» **Directions for this task**:
Copy each line of the entries that contains the word "from".

» **Material for this exercise**:
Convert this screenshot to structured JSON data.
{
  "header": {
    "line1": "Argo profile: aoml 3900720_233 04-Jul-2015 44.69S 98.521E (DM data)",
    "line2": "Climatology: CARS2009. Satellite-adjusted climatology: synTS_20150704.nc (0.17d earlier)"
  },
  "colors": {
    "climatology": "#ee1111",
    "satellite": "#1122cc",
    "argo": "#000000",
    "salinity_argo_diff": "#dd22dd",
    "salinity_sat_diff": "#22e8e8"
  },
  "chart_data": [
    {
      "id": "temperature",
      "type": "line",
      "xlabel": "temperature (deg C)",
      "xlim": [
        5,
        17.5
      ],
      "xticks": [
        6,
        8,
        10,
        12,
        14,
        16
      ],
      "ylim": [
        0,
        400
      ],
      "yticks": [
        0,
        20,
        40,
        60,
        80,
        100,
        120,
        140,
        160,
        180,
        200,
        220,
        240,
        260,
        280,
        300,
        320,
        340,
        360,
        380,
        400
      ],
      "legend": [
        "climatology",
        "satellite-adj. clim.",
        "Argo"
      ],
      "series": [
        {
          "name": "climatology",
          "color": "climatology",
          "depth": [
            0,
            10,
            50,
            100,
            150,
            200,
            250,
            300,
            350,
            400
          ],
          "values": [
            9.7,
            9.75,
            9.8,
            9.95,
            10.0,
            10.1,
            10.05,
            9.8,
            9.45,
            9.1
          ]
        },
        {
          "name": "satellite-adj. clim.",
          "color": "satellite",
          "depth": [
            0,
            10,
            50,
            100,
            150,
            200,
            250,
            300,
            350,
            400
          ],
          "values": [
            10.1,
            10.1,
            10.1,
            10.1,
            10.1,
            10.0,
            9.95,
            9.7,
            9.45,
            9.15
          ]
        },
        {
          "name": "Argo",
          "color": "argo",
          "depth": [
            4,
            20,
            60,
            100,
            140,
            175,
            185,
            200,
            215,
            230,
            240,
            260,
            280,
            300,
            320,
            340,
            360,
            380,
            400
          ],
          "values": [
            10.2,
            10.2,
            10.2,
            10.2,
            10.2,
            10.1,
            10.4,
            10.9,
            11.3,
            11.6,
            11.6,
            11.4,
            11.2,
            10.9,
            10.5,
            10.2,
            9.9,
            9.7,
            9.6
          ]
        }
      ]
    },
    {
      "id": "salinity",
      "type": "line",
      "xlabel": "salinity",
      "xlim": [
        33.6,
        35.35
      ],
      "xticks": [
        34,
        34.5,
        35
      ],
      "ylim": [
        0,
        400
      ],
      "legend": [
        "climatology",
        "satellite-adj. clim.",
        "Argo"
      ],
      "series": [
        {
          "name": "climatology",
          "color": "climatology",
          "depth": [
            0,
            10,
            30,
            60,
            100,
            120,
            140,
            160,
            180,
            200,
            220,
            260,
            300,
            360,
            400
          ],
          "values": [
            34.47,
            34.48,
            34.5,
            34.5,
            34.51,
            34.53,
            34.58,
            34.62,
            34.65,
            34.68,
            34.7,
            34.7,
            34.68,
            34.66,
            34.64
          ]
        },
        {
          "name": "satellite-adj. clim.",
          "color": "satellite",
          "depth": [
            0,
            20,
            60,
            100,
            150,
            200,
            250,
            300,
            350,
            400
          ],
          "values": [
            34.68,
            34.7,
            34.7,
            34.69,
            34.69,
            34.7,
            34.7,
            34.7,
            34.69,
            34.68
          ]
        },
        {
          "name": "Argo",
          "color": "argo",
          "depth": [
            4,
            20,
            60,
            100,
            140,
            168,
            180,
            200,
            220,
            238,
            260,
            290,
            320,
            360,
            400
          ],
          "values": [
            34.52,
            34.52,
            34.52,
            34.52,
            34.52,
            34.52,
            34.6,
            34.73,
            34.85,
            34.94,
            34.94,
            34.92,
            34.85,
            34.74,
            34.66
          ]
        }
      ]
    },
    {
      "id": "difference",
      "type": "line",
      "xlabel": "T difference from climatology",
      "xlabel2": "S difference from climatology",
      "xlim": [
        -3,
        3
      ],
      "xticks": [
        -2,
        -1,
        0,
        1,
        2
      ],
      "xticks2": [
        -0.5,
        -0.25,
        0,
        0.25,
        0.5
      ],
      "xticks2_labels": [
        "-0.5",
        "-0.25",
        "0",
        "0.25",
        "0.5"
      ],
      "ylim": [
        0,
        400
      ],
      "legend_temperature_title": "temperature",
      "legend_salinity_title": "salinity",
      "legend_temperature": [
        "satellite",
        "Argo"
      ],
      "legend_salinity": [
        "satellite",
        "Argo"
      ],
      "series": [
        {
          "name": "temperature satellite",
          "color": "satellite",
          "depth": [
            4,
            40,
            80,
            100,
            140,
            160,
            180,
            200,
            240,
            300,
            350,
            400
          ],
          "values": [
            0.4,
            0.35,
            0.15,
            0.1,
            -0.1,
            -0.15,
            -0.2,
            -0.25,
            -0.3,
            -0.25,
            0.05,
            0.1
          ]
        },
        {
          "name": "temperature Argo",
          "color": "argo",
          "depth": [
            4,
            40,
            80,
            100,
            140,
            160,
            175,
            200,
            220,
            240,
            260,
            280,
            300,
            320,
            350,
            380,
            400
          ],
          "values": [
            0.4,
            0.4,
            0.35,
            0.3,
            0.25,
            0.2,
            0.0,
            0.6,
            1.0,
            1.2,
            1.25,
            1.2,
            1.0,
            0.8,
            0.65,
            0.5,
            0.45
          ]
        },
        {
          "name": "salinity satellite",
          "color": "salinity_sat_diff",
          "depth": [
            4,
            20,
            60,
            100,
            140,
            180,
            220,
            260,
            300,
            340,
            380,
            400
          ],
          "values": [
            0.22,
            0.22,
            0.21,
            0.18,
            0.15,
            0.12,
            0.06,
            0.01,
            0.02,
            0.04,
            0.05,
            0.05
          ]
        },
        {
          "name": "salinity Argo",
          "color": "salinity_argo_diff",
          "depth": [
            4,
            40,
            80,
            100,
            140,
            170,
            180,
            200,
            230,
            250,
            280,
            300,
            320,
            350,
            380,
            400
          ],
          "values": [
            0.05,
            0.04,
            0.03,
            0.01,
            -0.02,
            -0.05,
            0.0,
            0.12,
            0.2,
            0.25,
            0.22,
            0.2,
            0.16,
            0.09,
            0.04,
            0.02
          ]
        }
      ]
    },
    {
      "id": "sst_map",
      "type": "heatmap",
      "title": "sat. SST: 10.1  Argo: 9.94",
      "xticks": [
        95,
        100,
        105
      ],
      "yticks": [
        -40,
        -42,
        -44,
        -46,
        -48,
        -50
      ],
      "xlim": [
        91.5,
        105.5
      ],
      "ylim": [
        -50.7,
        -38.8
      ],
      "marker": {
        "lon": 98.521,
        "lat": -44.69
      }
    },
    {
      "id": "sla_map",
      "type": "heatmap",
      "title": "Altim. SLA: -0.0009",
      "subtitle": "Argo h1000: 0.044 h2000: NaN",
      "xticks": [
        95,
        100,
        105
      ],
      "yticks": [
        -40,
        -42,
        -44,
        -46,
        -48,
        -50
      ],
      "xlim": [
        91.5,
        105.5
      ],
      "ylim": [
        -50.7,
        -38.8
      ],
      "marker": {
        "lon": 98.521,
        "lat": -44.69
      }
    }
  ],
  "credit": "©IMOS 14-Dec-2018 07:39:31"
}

» **Finished task**:
      "xlabel": "T difference from climatology",
      "xlabel2": "S difference from climatology",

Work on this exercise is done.